▸ Challenge:
Count the lines below that contain the word "this", and report only that number.

▸ Stored records:
▬▬▬
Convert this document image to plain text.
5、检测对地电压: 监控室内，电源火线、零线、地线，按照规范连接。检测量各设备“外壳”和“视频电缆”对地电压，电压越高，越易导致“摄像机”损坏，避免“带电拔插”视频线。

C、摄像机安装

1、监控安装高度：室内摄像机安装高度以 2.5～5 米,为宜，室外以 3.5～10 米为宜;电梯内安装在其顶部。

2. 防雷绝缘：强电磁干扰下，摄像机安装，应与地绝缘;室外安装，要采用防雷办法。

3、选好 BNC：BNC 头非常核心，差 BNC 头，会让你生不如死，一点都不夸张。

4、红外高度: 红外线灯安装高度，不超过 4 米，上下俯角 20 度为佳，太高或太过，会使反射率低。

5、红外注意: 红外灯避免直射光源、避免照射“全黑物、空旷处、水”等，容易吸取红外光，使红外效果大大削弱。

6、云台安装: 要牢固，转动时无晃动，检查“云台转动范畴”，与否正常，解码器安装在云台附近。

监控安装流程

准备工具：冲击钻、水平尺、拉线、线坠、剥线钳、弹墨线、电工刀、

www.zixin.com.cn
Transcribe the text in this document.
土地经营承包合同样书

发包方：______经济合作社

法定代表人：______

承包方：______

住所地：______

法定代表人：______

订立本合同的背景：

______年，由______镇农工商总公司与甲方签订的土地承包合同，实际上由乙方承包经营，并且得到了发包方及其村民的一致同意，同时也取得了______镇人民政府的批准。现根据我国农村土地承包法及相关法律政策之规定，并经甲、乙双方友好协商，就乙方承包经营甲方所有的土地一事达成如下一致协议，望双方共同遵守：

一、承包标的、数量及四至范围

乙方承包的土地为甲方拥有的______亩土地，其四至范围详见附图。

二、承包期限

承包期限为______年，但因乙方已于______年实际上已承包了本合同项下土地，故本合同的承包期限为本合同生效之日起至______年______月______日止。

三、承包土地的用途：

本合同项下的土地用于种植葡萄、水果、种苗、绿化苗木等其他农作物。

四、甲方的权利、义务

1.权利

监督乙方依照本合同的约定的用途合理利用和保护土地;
▬▬▬
▸ Answer in full:
2